* start *
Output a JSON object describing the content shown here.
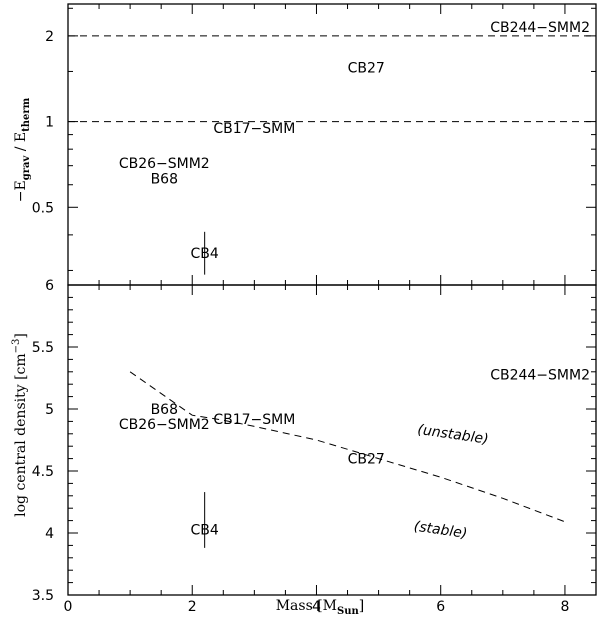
{
  "chart_data": [
    {
      "type": "scatter",
      "panel": "top",
      "xlim": [
        0,
        8.5
      ],
      "ylim_log10": [
        -0.574,
        0.413
      ],
      "y_scale": "log",
      "ylabel": {
        "prefix": "−E",
        "sub1": "grav",
        "mid": " / E",
        "sub2": "therm"
      },
      "yticks": [
        {
          "value": 0.5,
          "label": "0.5"
        },
        {
          "value": 1,
          "label": "1"
        },
        {
          "value": 2,
          "label": "2"
        }
      ],
      "hlines": [
        {
          "y": 2,
          "style": "dashed"
        },
        {
          "y": 1,
          "style": "dashed"
        }
      ],
      "points": [
        {
          "name": "CB244−SMM2",
          "x": 7.6,
          "y": 2.15
        },
        {
          "name": "CB27",
          "x": 4.8,
          "y": 1.55
        },
        {
          "name": "CB17−SMM",
          "x": 3.0,
          "y": 0.95
        },
        {
          "name": "CB26−SMM2",
          "x": 1.55,
          "y": 0.715
        },
        {
          "name": "B68",
          "x": 1.55,
          "y": 0.63
        },
        {
          "name": "CB4",
          "x": 2.2,
          "y": 0.345,
          "yerr": [
            0.29,
            0.41
          ]
        }
      ]
    },
    {
      "type": "scatter",
      "panel": "bottom",
      "xlim": [
        0,
        8.5
      ],
      "ylim": [
        3.5,
        6
      ],
      "xlabel": {
        "prefix": "Mass [M",
        "sub": "Sun",
        "suffix": "]"
      },
      "ylabel": {
        "prefix": "log central density [cm",
        "sup": "−3",
        "suffix": "]"
      },
      "xticks": [
        0,
        2,
        4,
        6,
        8
      ],
      "yticks": [
        3.5,
        4,
        4.5,
        5,
        5.5,
        6
      ],
      "curve": {
        "style": "dashed",
        "x": [
          1.0,
          2.0,
          2.5,
          3.0,
          4.0,
          5.0,
          6.0,
          7.0,
          8.0
        ],
        "y": [
          5.3,
          4.95,
          4.91,
          4.86,
          4.75,
          4.6,
          4.45,
          4.28,
          4.09
        ]
      },
      "points": [
        {
          "name": "CB244−SMM2",
          "x": 7.6,
          "y": 5.28
        },
        {
          "name": "B68",
          "x": 1.55,
          "y": 5.0
        },
        {
          "name": "CB17−SMM",
          "x": 3.0,
          "y": 4.92
        },
        {
          "name": "CB26−SMM2",
          "x": 1.55,
          "y": 4.88
        },
        {
          "name": "CB27",
          "x": 4.8,
          "y": 4.6
        },
        {
          "name": "CB4",
          "x": 2.2,
          "y": 4.03,
          "yerr": [
            3.88,
            4.33
          ]
        }
      ],
      "annotations": [
        {
          "text": "(unstable)",
          "x": 6.2,
          "y": 4.8
        },
        {
          "text": "(stable)",
          "x": 6.0,
          "y": 4.03
        }
      ]
    }
  ]
}
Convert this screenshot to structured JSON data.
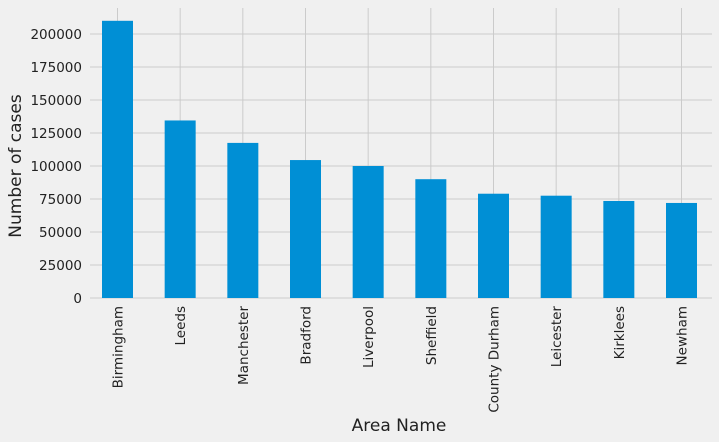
* end *
> _Given problem_
Look through the records and gather each line with the word "prefix".

> _Result of the task_
        "prefix": "−E",
        "prefix": "Mass [M",
        "prefix": "log central density [cm",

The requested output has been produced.